* To be done
Below is a listing to write out in full, exactly as given, without its pictures.

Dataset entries
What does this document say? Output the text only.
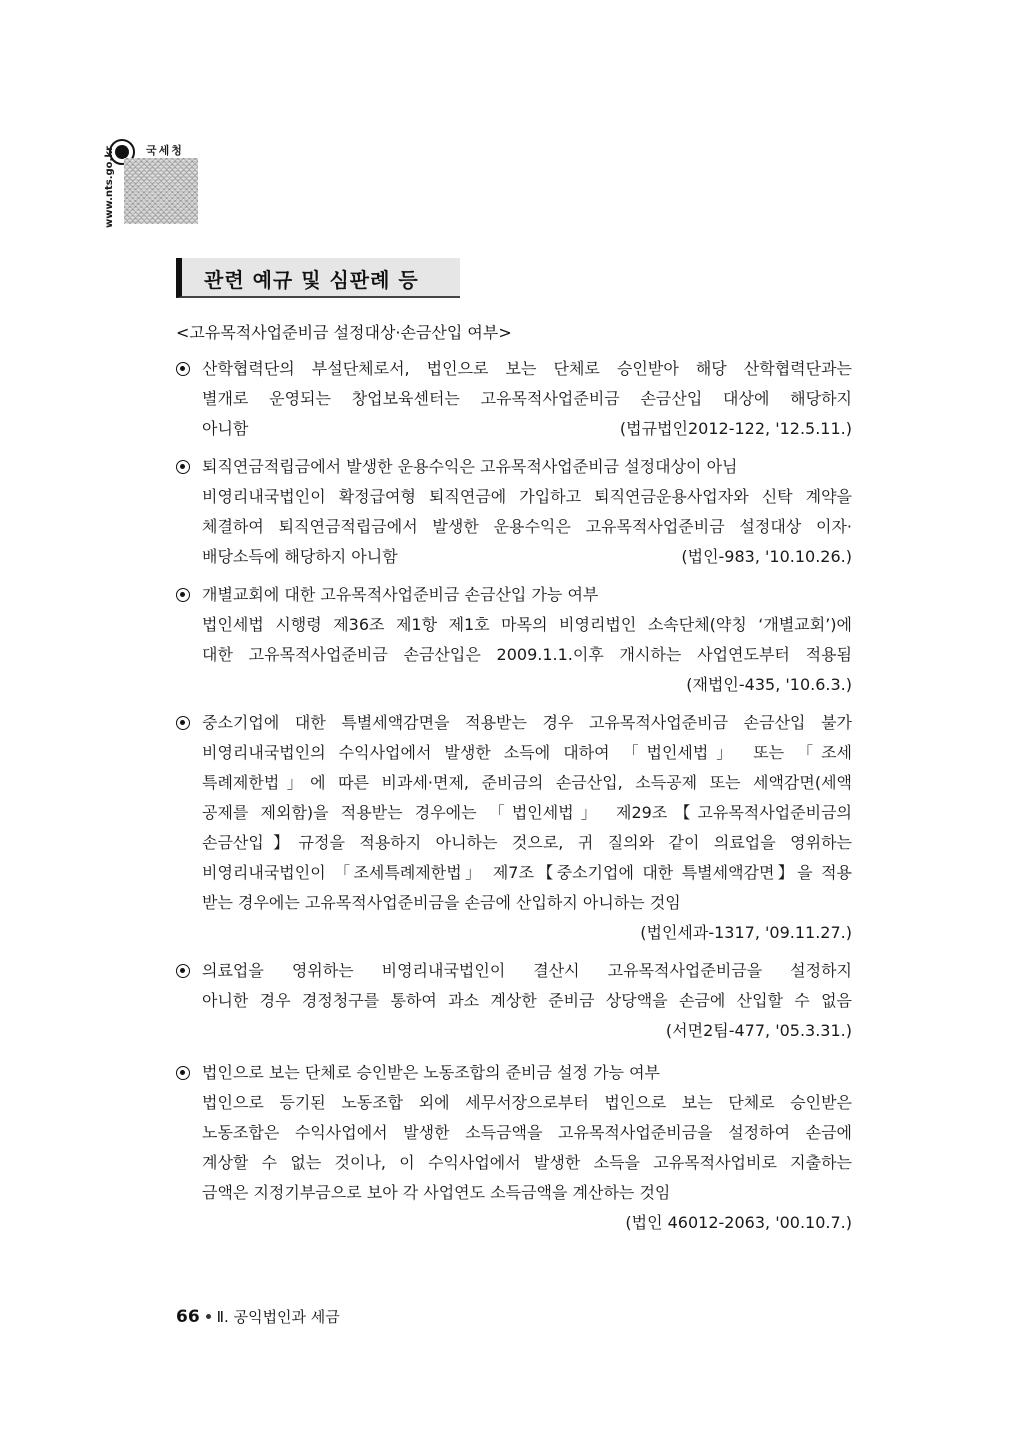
국세청
www.nts.go.kr
관련 예규 및 심판례 등
<고유목적사업준비금 설정대상·손금산입 여부>
산학협력단의 부설단체로서, 법인으로 보는 단체로 승인받아 해당 산학협력단과는
별개로 운영되는 창업보육센터는 고유목적사업준비금 손금산입 대상에 해당하지
아니함	(법규법인2012-122, '12.5.11.)
퇴직연금적립금에서 발생한 운용수익은 고유목적사업준비금 설정대상이 아님
비영리내국법인이 확정급여형 퇴직연금에 가입하고 퇴직연금운용사업자와 신탁 계약을
체결하여 퇴직연금적립금에서 발생한 운용수익은 고유목적사업준비금 설정대상 이자·
배당소득에 해당하지 아니함	(법인-983, '10.10.26.)
개별교회에 대한 고유목적사업준비금 손금산입 가능 여부
법인세법 시행령 제36조 제1항 제1호 마목의 비영리법인 소속단체(약칭 ‘개별교회’)에
대한 고유목적사업준비금 손금산입은 2009.1.1.이후 개시하는 사업연도부터 적용됨
(재법인-435, '10.6.3.)
중소기업에 대한 특별세액감면을 적용받는 경우 고유목적사업준비금 손금산입 불가
비영리내국법인의 수익사업에서 발생한 소득에 대하여 「법인세법」 또는 「조세
특례제한법」에 따른 비과세·면제, 준비금의 손금산입, 소득공제 또는 세액감면(세액
공제를 제외함)을 적용받는 경우에는 「법인세법」 제29조【고유목적사업준비금의
손금산입】규정을 적용하지 아니하는 것으로, 귀 질의와 같이 의료업을 영위하는
비영리내국법인이 「조세특례제한법」 제7조【중소기업에 대한 특별세액감면】을 적용
받는 경우에는 고유목적사업준비금을 손금에 산입하지 아니하는 것임
(법인세과-1317, '09.11.27.)
의료업을 영위하는 비영리내국법인이 결산시 고유목적사업준비금을 설정하지
아니한 경우 경정청구를 통하여 과소 계상한 준비금 상당액을 손금에 산입할 수 없음
(서면2팀-477, '05.3.31.)
법인으로 보는 단체로 승인받은 노동조합의 준비금 설정 가능 여부
법인으로 등기된 노동조합 외에 세무서장으로부터 법인으로 보는 단체로 승인받은
노동조합은 수익사업에서 발생한 소득금액을 고유목적사업준비금을 설정하여 손금에
계상할 수 없는 것이나, 이 수익사업에서 발생한 소득을 고유목적사업비로 지출하는
금액은 지정기부금으로 보아 각 사업연도 소득금액을 계산하는 것임
(법인 46012-2063, '00.10.7.)
66 Ⅱ. 공익법인과 세금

* Result for this task
What does this document say? Output the text only.
국세청
www.nts.go.kr
관련 예규 및 심판례 등
<고유목적사업준비금 설정대상·손금산입 여부>
산학협력단의 부설단체로서, 법인으로 보는 단체로 승인받아 해당 산학협력단과는
별개로 운영되는 창업보육센터는 고유목적사업준비금 손금산입 대상에 해당하지
아니함	(법규법인2012-122, '12.5.11.)
퇴직연금적립금에서 발생한 운용수익은 고유목적사업준비금 설정대상이 아님
비영리내국법인이 확정급여형 퇴직연금에 가입하고 퇴직연금운용사업자와 신탁 계약을
체결하여 퇴직연금적립금에서 발생한 운용수익은 고유목적사업준비금 설정대상 이자·
배당소득에 해당하지 아니함	(법인-983, '10.10.26.)
개별교회에 대한 고유목적사업준비금 손금산입 가능 여부
법인세법 시행령 제36조 제1항 제1호 마목의 비영리법인 소속단체(약칭 ‘개별교회’)에
대한 고유목적사업준비금 손금산입은 2009.1.1.이후 개시하는 사업연도부터 적용됨
(재법인-435, '10.6.3.)
중소기업에 대한 특별세액감면을 적용받는 경우 고유목적사업준비금 손금산입 불가
비영리내국법인의 수익사업에서 발생한 소득에 대하여 「법인세법」 또는 「조세
특례제한법」에 따른 비과세·면제, 준비금의 손금산입, 소득공제 또는 세액감면(세액
공제를 제외함)을 적용받는 경우에는 「법인세법」 제29조【고유목적사업준비금의
손금산입】규정을 적용하지 아니하는 것으로, 귀 질의와 같이 의료업을 영위하는
비영리내국법인이 「조세특례제한법」 제7조【중소기업에 대한 특별세액감면】을 적용
받는 경우에는 고유목적사업준비금을 손금에 산입하지 아니하는 것임
(법인세과-1317, '09.11.27.)
의료업을 영위하는 비영리내국법인이 결산시 고유목적사업준비금을 설정하지
아니한 경우 경정청구를 통하여 과소 계상한 준비금 상당액을 손금에 산입할 수 없음
(서면2팀-477, '05.3.31.)
법인으로 보는 단체로 승인받은 노동조합의 준비금 설정 가능 여부
법인으로 등기된 노동조합 외에 세무서장으로부터 법인으로 보는 단체로 승인받은
노동조합은 수익사업에서 발생한 소득금액을 고유목적사업준비금을 설정하여 손금에
계상할 수 없는 것이나, 이 수익사업에서 발생한 소득을 고유목적사업비로 지출하는
금액은 지정기부금으로 보아 각 사업연도 소득금액을 계산하는 것임
(법인 46012-2063, '00.10.7.)
66 Ⅱ. 공익법인과 세금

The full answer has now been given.